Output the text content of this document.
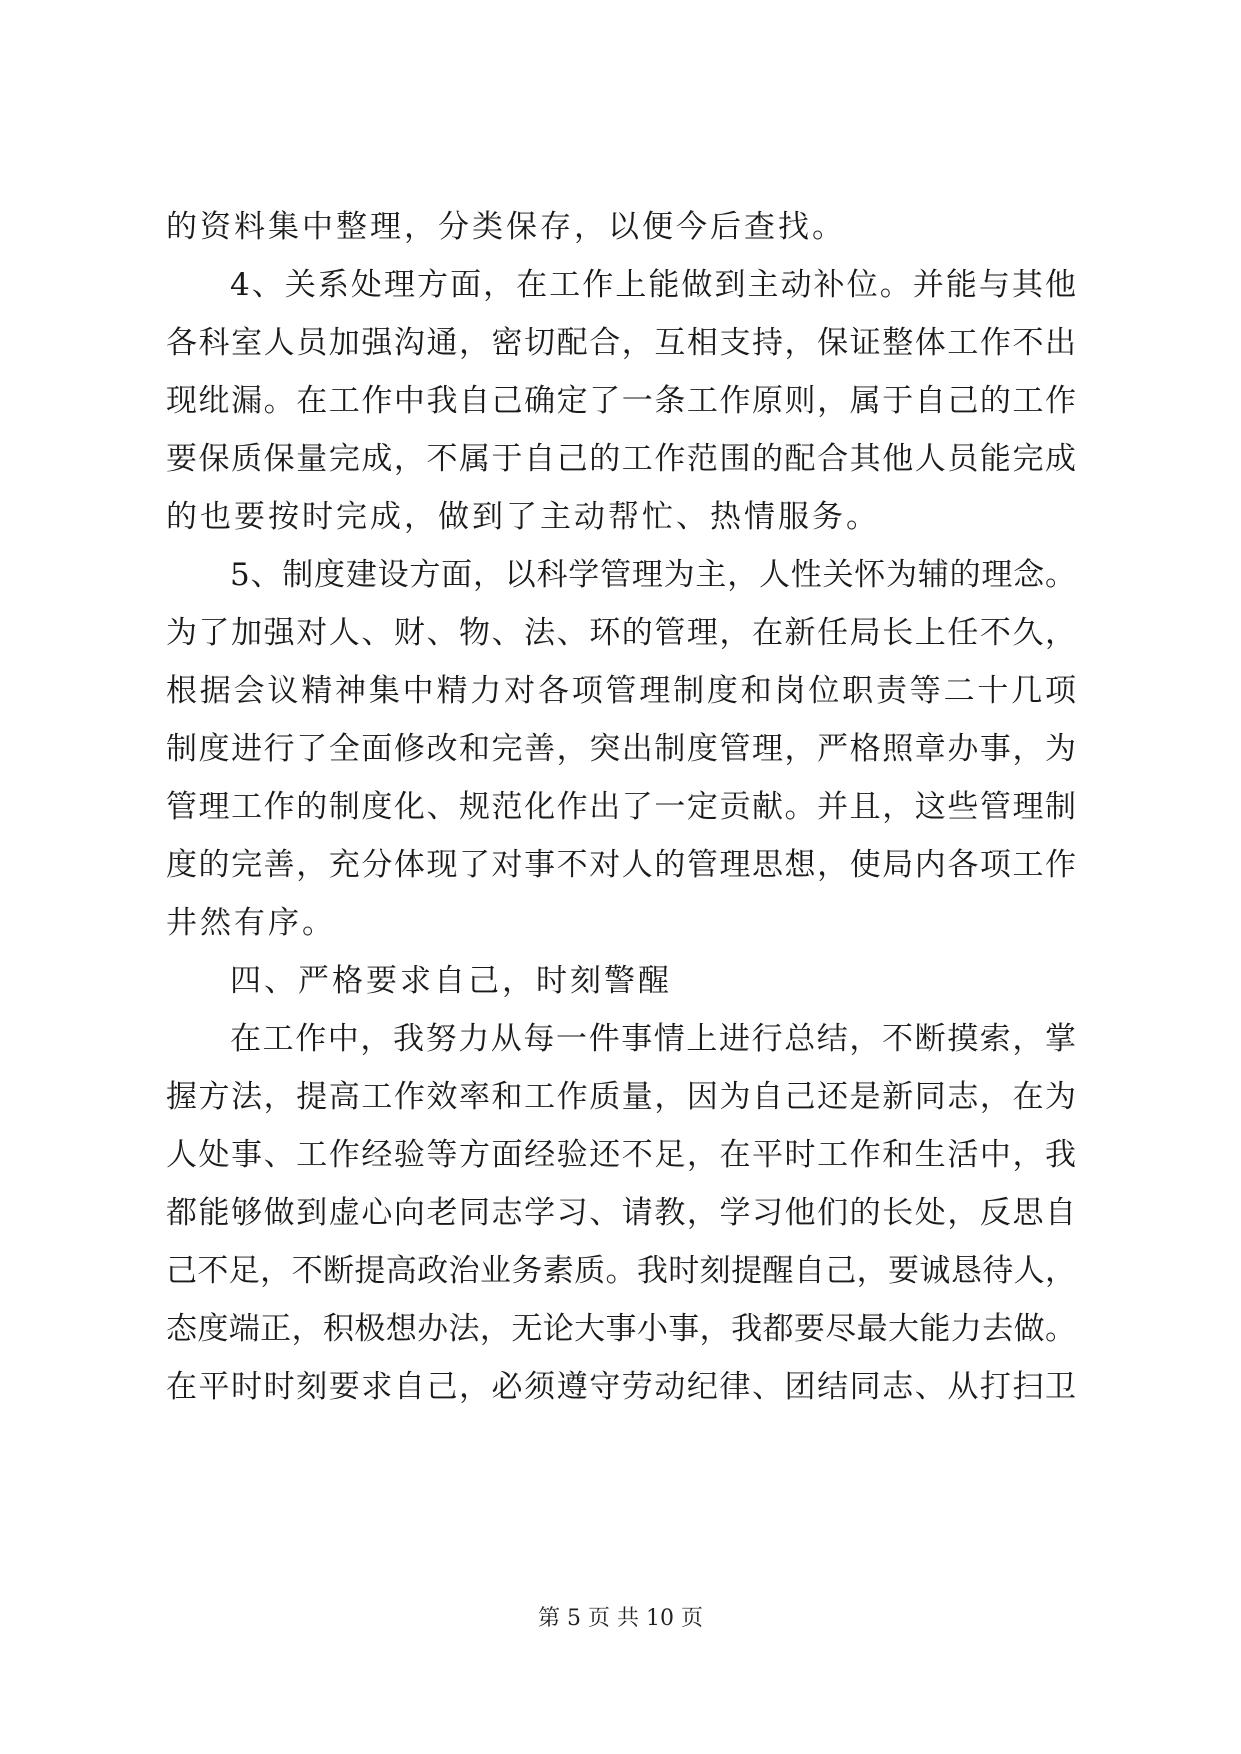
的资料集中整理，分类保存，以便今后查找。
4、关系处理方面，在工作上能做到主动补位。并能与其他
各科室人员加强沟通，密切配合，互相支持，保证整体工作不出
现纰漏。在工作中我自己确定了一条工作原则，属于自己的工作
要保质保量完成，不属于自己的工作范围的配合其他人员能完成
的也要按时完成，做到了主动帮忙、热情服务。
5、制度建设方面，以科学管理为主，人性关怀为辅的理念。
为了加强对人、财、物、法、环的管理，在新任局长上任不久，
根据会议精神集中精力对各项管理制度和岗位职责等二十几项
制度进行了全面修改和完善，突出制度管理，严格照章办事，为
管理工作的制度化、规范化作出了一定贡献。并且，这些管理制
度的完善，充分体现了对事不对人的管理思想，使局内各项工作
井然有序。
四、严格要求自己，时刻警醒
在工作中，我努力从每一件事情上进行总结，不断摸索，掌
握方法，提高工作效率和工作质量，因为自己还是新同志，在为
人处事、工作经验等方面经验还不足，在平时工作和生活中，我
都能够做到虚心向老同志学习、请教，学习他们的长处，反思自
己不足，不断提高政治业务素质。我时刻提醒自己，要诚恳待人，
态度端正，积极想办法，无论大事小事，我都要尽最大能力去做。
在平时时刻要求自己，必须遵守劳动纪律、团结同志、从打扫卫
第 5 页 共 10 页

□ □ □ □ □ □ □

Every record above should be written out again exactly; the pictures stay out of the copy.

Output the text content of this document.
的资料集中整理，分类保存，以便今后查找。
4、关系处理方面，在工作上能做到主动补位。并能与其他
各科室人员加强沟通，密切配合，互相支持，保证整体工作不出
现纰漏。在工作中我自己确定了一条工作原则，属于自己的工作
要保质保量完成，不属于自己的工作范围的配合其他人员能完成
的也要按时完成，做到了主动帮忙、热情服务。
5、制度建设方面，以科学管理为主，人性关怀为辅的理念。
为了加强对人、财、物、法、环的管理，在新任局长上任不久，
根据会议精神集中精力对各项管理制度和岗位职责等二十几项
制度进行了全面修改和完善，突出制度管理，严格照章办事，为
管理工作的制度化、规范化作出了一定贡献。并且，这些管理制
度的完善，充分体现了对事不对人的管理思想，使局内各项工作
井然有序。
四、严格要求自己，时刻警醒
在工作中，我努力从每一件事情上进行总结，不断摸索，掌
握方法，提高工作效率和工作质量，因为自己还是新同志，在为
人处事、工作经验等方面经验还不足，在平时工作和生活中，我
都能够做到虚心向老同志学习、请教，学习他们的长处，反思自
己不足，不断提高政治业务素质。我时刻提醒自己，要诚恳待人，
态度端正，积极想办法，无论大事小事，我都要尽最大能力去做。
在平时时刻要求自己，必须遵守劳动纪律、团结同志、从打扫卫
第 5 页 共 10 页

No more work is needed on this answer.